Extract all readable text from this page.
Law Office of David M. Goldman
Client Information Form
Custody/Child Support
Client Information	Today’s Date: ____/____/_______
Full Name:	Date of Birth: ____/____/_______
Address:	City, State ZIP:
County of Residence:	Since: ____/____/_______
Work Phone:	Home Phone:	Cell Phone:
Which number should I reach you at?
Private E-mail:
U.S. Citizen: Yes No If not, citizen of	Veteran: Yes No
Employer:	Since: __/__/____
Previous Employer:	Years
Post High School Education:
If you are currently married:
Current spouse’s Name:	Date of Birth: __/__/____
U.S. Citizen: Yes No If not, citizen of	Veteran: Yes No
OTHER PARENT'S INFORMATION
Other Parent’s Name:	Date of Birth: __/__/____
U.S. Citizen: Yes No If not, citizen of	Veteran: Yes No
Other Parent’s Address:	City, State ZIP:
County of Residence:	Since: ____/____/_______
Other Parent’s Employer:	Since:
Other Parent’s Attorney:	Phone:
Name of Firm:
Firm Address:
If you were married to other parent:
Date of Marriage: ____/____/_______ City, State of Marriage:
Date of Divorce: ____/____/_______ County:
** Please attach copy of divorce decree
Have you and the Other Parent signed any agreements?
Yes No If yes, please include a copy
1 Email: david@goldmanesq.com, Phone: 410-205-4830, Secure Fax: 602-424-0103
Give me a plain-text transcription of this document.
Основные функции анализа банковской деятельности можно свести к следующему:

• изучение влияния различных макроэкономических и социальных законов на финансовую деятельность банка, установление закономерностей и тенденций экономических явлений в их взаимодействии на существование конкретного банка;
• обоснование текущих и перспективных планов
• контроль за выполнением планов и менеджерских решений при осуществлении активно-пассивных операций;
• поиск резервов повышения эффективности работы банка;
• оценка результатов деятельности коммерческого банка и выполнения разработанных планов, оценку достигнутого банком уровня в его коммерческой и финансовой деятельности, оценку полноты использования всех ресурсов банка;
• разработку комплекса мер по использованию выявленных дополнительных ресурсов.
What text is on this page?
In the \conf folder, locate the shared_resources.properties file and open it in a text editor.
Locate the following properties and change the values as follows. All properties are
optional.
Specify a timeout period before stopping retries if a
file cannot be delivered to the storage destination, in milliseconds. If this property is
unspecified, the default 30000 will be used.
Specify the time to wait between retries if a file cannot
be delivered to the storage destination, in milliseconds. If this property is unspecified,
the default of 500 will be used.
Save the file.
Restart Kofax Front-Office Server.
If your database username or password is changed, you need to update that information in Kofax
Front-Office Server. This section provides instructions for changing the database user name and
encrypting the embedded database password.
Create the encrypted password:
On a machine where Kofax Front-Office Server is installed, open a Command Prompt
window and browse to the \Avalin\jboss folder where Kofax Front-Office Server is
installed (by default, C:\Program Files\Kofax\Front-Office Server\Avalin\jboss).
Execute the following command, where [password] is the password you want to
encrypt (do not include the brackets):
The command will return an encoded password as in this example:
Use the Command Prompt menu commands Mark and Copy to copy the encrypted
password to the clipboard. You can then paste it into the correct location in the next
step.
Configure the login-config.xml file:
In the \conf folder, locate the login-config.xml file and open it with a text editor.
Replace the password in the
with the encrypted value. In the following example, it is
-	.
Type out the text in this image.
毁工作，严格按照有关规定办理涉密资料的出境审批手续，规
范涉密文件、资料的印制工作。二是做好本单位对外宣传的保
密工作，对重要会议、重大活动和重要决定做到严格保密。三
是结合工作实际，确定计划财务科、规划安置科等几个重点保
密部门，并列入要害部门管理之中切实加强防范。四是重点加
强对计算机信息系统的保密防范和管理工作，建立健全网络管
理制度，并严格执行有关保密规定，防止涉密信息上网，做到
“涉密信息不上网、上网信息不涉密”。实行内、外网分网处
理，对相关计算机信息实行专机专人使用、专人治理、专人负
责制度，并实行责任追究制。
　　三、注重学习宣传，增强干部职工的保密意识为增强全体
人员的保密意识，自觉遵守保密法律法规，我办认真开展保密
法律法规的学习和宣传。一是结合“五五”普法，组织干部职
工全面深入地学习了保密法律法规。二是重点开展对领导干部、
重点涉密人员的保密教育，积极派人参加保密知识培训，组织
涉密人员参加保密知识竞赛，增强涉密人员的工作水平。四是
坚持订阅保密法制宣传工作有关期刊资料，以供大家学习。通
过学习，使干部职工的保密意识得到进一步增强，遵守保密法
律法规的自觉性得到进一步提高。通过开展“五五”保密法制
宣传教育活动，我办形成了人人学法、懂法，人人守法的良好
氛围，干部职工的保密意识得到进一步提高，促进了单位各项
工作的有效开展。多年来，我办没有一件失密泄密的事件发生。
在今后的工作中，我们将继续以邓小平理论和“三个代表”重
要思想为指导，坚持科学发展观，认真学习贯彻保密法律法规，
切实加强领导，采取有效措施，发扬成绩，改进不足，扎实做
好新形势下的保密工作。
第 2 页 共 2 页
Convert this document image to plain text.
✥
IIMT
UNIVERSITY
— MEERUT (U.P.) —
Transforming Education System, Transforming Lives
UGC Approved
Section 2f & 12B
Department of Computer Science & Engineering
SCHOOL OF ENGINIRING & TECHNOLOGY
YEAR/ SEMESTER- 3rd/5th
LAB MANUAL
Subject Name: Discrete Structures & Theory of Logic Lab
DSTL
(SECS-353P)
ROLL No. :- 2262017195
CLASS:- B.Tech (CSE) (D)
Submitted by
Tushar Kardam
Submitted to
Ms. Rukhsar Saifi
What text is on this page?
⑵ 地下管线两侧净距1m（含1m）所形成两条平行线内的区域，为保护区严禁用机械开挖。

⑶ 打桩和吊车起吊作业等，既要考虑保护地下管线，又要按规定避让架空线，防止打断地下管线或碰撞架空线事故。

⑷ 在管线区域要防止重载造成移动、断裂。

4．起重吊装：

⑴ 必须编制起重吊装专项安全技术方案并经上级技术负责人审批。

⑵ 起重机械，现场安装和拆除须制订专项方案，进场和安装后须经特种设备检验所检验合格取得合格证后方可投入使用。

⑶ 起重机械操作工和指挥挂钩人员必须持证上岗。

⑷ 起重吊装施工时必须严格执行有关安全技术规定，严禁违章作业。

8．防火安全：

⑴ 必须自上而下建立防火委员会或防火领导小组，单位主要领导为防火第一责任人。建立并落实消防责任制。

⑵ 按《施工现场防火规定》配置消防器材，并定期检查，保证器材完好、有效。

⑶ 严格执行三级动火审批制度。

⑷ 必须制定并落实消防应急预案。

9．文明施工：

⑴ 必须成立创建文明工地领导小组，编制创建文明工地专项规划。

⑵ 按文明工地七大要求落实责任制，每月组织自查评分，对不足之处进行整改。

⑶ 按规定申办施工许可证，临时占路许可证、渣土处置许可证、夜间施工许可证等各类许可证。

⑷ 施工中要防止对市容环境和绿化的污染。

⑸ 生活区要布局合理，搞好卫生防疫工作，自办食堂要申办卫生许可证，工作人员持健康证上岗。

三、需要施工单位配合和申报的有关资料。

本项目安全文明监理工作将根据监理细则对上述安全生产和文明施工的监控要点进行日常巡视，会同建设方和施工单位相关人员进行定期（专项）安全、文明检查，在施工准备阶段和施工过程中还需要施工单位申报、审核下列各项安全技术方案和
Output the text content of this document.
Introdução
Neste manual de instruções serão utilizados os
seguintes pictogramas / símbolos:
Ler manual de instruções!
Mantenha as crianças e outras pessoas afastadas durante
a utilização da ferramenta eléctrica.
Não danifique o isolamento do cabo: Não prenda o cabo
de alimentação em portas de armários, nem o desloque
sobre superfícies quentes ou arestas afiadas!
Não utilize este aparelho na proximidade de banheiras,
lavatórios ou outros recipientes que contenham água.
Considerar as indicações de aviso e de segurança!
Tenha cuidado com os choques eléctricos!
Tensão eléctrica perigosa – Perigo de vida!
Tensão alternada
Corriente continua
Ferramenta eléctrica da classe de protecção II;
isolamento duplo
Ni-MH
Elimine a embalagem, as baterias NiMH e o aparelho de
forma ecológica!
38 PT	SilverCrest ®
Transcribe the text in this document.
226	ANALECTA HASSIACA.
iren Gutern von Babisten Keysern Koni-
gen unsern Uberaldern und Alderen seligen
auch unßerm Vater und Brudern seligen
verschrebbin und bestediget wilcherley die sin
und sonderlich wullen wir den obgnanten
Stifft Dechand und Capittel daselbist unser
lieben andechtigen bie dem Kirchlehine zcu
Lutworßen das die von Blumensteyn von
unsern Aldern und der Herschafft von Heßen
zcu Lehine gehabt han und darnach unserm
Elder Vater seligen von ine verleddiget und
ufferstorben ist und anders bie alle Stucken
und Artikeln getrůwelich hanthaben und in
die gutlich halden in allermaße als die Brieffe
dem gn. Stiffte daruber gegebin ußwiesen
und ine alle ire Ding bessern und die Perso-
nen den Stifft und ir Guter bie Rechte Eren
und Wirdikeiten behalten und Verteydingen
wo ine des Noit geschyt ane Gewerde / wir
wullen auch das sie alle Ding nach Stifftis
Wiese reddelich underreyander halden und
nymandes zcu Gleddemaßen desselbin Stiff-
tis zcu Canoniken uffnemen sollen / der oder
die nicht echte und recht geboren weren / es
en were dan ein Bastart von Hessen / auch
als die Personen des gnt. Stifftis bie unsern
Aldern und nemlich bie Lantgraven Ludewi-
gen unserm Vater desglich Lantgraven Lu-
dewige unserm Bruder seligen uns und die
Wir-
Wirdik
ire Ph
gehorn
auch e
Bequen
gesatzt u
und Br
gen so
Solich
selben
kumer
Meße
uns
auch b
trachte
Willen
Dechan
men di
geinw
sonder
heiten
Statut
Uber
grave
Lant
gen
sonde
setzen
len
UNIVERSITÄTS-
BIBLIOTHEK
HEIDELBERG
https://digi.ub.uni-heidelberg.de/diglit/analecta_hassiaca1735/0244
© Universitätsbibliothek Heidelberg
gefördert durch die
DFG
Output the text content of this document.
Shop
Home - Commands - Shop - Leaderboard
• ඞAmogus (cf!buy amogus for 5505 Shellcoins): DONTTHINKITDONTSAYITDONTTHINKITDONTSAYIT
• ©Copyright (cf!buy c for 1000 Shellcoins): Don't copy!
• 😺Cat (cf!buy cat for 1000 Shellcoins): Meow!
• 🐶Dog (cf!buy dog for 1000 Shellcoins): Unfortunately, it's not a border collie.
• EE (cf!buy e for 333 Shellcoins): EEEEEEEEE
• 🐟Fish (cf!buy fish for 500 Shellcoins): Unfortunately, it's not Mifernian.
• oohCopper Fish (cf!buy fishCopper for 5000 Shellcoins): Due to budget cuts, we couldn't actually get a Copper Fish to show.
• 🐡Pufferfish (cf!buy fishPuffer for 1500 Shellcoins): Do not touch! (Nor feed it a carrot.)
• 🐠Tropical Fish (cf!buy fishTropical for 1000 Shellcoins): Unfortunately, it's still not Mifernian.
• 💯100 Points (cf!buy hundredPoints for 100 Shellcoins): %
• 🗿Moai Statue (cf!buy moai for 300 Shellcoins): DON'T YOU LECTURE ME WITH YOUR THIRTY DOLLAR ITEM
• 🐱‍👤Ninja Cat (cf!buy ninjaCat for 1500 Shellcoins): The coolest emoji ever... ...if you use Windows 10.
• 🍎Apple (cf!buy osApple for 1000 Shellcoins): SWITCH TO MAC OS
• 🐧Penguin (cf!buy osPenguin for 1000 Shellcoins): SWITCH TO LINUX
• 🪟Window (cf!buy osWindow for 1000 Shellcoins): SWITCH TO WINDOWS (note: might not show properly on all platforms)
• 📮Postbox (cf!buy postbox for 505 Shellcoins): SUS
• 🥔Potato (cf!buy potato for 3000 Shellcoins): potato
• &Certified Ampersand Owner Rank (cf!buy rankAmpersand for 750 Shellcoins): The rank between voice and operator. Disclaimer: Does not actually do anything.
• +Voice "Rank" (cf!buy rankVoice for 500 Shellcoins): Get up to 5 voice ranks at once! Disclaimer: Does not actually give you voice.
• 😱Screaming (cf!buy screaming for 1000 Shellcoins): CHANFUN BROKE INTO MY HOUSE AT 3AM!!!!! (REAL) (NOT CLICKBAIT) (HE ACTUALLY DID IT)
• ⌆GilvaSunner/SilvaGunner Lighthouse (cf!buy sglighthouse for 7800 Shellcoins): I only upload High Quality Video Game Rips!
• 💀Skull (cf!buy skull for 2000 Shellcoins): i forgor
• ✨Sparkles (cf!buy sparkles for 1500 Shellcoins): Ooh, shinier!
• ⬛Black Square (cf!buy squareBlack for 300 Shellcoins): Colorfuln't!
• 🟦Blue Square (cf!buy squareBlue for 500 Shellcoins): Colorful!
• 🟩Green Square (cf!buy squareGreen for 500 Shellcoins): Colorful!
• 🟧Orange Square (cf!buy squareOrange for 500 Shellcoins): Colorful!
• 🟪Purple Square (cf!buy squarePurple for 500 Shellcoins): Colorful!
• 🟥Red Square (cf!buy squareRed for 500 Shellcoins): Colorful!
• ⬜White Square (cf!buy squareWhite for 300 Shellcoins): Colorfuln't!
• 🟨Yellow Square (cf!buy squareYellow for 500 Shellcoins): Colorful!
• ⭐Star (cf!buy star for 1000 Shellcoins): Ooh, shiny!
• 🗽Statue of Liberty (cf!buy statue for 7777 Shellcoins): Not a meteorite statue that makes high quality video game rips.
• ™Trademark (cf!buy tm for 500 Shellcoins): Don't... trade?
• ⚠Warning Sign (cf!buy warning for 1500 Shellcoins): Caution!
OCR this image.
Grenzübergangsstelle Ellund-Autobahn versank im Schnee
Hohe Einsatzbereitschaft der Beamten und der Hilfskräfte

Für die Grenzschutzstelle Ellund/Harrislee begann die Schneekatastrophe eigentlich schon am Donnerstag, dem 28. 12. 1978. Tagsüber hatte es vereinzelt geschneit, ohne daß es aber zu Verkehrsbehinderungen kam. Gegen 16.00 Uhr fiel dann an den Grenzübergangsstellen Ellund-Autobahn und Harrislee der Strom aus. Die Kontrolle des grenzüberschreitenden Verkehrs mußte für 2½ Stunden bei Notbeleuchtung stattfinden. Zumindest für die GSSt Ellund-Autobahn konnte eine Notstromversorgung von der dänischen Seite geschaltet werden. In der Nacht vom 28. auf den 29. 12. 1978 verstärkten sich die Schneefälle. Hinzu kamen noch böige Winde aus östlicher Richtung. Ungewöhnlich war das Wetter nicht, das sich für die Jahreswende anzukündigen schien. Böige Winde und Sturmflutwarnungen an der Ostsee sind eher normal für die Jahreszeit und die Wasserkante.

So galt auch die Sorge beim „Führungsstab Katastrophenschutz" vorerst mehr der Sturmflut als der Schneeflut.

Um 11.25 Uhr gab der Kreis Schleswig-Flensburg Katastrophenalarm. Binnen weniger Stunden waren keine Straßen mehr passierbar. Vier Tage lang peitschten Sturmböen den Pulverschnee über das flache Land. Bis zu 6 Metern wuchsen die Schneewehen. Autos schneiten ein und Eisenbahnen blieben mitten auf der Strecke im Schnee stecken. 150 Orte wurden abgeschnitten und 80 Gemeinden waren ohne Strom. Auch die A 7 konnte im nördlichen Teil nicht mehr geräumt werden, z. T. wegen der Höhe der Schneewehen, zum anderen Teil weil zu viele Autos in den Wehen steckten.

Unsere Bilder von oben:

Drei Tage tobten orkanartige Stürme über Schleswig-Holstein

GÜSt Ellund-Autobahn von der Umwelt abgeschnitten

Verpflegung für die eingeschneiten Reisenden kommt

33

::::

EXERCISE INSTRUCTIONS -
Determine how many lines include the word "isolamento" and report that number by itself.

EXERCISE ANSWER -
2